===== SUPPLIED MATERIAL =====

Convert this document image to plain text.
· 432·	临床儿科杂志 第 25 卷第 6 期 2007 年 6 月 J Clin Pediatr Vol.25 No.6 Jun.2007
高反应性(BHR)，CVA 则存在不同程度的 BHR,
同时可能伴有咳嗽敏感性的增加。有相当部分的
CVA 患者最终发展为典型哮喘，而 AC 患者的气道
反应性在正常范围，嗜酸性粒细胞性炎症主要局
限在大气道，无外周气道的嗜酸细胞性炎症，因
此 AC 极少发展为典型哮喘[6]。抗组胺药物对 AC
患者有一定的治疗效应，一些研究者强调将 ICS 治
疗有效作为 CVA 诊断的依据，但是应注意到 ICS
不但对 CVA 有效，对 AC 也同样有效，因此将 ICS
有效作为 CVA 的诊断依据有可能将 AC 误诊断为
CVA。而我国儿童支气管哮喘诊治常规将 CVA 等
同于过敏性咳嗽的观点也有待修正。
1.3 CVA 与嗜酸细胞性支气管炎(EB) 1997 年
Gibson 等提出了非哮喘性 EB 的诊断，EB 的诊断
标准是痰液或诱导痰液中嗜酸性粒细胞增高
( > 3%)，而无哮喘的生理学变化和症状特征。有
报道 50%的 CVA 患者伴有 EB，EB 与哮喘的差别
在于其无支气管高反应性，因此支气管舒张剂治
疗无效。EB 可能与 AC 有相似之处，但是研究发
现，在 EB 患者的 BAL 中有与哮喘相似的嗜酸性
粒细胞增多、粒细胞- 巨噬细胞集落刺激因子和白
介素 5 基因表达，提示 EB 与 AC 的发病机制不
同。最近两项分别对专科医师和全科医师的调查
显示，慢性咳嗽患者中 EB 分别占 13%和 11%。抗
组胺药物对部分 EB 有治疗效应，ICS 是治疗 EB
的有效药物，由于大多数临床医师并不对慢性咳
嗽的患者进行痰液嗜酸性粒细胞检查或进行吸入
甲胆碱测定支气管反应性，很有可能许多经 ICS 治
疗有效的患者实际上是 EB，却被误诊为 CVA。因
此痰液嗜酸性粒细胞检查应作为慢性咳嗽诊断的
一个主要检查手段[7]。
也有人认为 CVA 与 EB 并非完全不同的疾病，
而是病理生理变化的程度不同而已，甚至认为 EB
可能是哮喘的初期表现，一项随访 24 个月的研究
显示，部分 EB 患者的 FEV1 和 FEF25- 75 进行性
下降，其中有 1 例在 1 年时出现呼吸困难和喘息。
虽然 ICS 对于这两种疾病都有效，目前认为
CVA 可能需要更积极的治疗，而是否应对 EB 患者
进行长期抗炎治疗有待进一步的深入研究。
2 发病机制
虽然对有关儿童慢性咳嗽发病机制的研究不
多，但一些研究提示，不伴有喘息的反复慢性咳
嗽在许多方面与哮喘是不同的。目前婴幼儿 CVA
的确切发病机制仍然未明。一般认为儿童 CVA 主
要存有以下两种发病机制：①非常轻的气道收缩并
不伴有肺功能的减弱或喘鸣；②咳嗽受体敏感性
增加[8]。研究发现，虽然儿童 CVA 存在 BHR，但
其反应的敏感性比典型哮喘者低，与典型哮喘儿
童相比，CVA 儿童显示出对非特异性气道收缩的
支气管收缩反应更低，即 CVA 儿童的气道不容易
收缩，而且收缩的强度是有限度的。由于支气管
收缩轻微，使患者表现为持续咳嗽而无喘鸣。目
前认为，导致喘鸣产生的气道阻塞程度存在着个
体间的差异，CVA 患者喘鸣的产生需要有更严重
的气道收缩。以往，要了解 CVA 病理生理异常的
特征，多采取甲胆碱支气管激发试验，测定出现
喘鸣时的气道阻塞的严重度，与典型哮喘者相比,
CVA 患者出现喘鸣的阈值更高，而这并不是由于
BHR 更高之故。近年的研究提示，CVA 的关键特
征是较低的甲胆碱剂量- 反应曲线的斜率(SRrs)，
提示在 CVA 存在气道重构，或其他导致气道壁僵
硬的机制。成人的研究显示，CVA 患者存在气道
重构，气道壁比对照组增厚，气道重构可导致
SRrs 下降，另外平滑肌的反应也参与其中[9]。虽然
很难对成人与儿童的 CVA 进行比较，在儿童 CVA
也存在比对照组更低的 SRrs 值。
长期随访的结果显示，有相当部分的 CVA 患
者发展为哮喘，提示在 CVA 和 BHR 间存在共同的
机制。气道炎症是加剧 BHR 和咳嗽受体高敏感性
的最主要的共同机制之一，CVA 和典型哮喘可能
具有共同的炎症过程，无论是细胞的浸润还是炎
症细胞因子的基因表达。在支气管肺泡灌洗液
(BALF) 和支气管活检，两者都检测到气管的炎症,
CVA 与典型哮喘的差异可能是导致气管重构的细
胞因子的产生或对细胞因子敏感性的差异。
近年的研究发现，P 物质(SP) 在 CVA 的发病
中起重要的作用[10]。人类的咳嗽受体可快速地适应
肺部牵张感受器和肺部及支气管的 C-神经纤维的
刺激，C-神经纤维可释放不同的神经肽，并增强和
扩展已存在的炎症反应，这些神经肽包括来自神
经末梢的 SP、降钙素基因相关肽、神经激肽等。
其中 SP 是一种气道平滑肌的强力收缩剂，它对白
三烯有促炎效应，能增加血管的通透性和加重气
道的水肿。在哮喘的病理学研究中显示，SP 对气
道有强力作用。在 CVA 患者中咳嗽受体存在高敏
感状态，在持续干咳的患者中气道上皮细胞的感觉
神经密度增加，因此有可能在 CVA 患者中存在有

=====

> [TASK DESCRIPTION]:
Go through the records and print each one exactly.

> [TASK ANSWER]:
Convert this document image to plain text.
· 432·	临床儿科杂志 第 25 卷第 6 期 2007 年 6 月 J Clin Pediatr Vol.25 No.6 Jun.2007
高反应性(BHR)，CVA 则存在不同程度的 BHR,
同时可能伴有咳嗽敏感性的增加。有相当部分的
CVA 患者最终发展为典型哮喘，而 AC 患者的气道
反应性在正常范围，嗜酸性粒细胞性炎症主要局
限在大气道，无外周气道的嗜酸细胞性炎症，因
此 AC 极少发展为典型哮喘[6]。抗组胺药物对 AC
患者有一定的治疗效应，一些研究者强调将 ICS 治
疗有效作为 CVA 诊断的依据，但是应注意到 ICS
不但对 CVA 有效，对 AC 也同样有效，因此将 ICS
有效作为 CVA 的诊断依据有可能将 AC 误诊断为
CVA。而我国儿童支气管哮喘诊治常规将 CVA 等
同于过敏性咳嗽的观点也有待修正。
1.3 CVA 与嗜酸细胞性支气管炎(EB) 1997 年
Gibson 等提出了非哮喘性 EB 的诊断，EB 的诊断
标准是痰液或诱导痰液中嗜酸性粒细胞增高
( > 3%)，而无哮喘的生理学变化和症状特征。有
报道 50%的 CVA 患者伴有 EB，EB 与哮喘的差别
在于其无支气管高反应性，因此支气管舒张剂治
疗无效。EB 可能与 AC 有相似之处，但是研究发
现，在 EB 患者的 BAL 中有与哮喘相似的嗜酸性
粒细胞增多、粒细胞- 巨噬细胞集落刺激因子和白
介素 5 基因表达，提示 EB 与 AC 的发病机制不
同。最近两项分别对专科医师和全科医师的调查
显示，慢性咳嗽患者中 EB 分别占 13%和 11%。抗
组胺药物对部分 EB 有治疗效应，ICS 是治疗 EB
的有效药物，由于大多数临床医师并不对慢性咳
嗽的患者进行痰液嗜酸性粒细胞检查或进行吸入
甲胆碱测定支气管反应性，很有可能许多经 ICS 治
疗有效的患者实际上是 EB，却被误诊为 CVA。因
此痰液嗜酸性粒细胞检查应作为慢性咳嗽诊断的
一个主要检查手段[7]。
也有人认为 CVA 与 EB 并非完全不同的疾病，
而是病理生理变化的程度不同而已，甚至认为 EB
可能是哮喘的初期表现，一项随访 24 个月的研究
显示，部分 EB 患者的 FEV1 和 FEF25- 75 进行性
下降，其中有 1 例在 1 年时出现呼吸困难和喘息。
虽然 ICS 对于这两种疾病都有效，目前认为
CVA 可能需要更积极的治疗，而是否应对 EB 患者
进行长期抗炎治疗有待进一步的深入研究。
2 发病机制
虽然对有关儿童慢性咳嗽发病机制的研究不
多，但一些研究提示，不伴有喘息的反复慢性咳
嗽在许多方面与哮喘是不同的。目前婴幼儿 CVA
的确切发病机制仍然未明。一般认为儿童 CVA 主
要存有以下两种发病机制：①非常轻的气道收缩并
不伴有肺功能的减弱或喘鸣；②咳嗽受体敏感性
增加[8]。研究发现，虽然儿童 CVA 存在 BHR，但
其反应的敏感性比典型哮喘者低，与典型哮喘儿
童相比，CVA 儿童显示出对非特异性气道收缩的
支气管收缩反应更低，即 CVA 儿童的气道不容易
收缩，而且收缩的强度是有限度的。由于支气管
收缩轻微，使患者表现为持续咳嗽而无喘鸣。目
前认为，导致喘鸣产生的气道阻塞程度存在着个
体间的差异，CVA 患者喘鸣的产生需要有更严重
的气道收缩。以往，要了解 CVA 病理生理异常的
特征，多采取甲胆碱支气管激发试验，测定出现
喘鸣时的气道阻塞的严重度，与典型哮喘者相比,
CVA 患者出现喘鸣的阈值更高，而这并不是由于
BHR 更高之故。近年的研究提示，CVA 的关键特
征是较低的甲胆碱剂量- 反应曲线的斜率(SRrs)，
提示在 CVA 存在气道重构，或其他导致气道壁僵
硬的机制。成人的研究显示，CVA 患者存在气道
重构，气道壁比对照组增厚，气道重构可导致
SRrs 下降，另外平滑肌的反应也参与其中[9]。虽然
很难对成人与儿童的 CVA 进行比较，在儿童 CVA
也存在比对照组更低的 SRrs 值。
长期随访的结果显示，有相当部分的 CVA 患
者发展为哮喘，提示在 CVA 和 BHR 间存在共同的
机制。气道炎症是加剧 BHR 和咳嗽受体高敏感性
的最主要的共同机制之一，CVA 和典型哮喘可能
具有共同的炎症过程，无论是细胞的浸润还是炎
症细胞因子的基因表达。在支气管肺泡灌洗液
(BALF) 和支气管活检，两者都检测到气管的炎症,
CVA 与典型哮喘的差异可能是导致气管重构的细
胞因子的产生或对细胞因子敏感性的差异。
近年的研究发现，P 物质(SP) 在 CVA 的发病
中起重要的作用[10]。人类的咳嗽受体可快速地适应
肺部牵张感受器和肺部及支气管的 C-神经纤维的
刺激，C-神经纤维可释放不同的神经肽，并增强和
扩展已存在的炎症反应，这些神经肽包括来自神
经末梢的 SP、降钙素基因相关肽、神经激肽等。
其中 SP 是一种气道平滑肌的强力收缩剂，它对白
三烯有促炎效应，能增加血管的通透性和加重气
道的水肿。在哮喘的病理学研究中显示，SP 对气
道有强力作用。在 CVA 患者中咳嗽受体存在高敏
感状态，在持续干咳的患者中气道上皮细胞的感觉
神经密度增加，因此有可能在 CVA 患者中存在有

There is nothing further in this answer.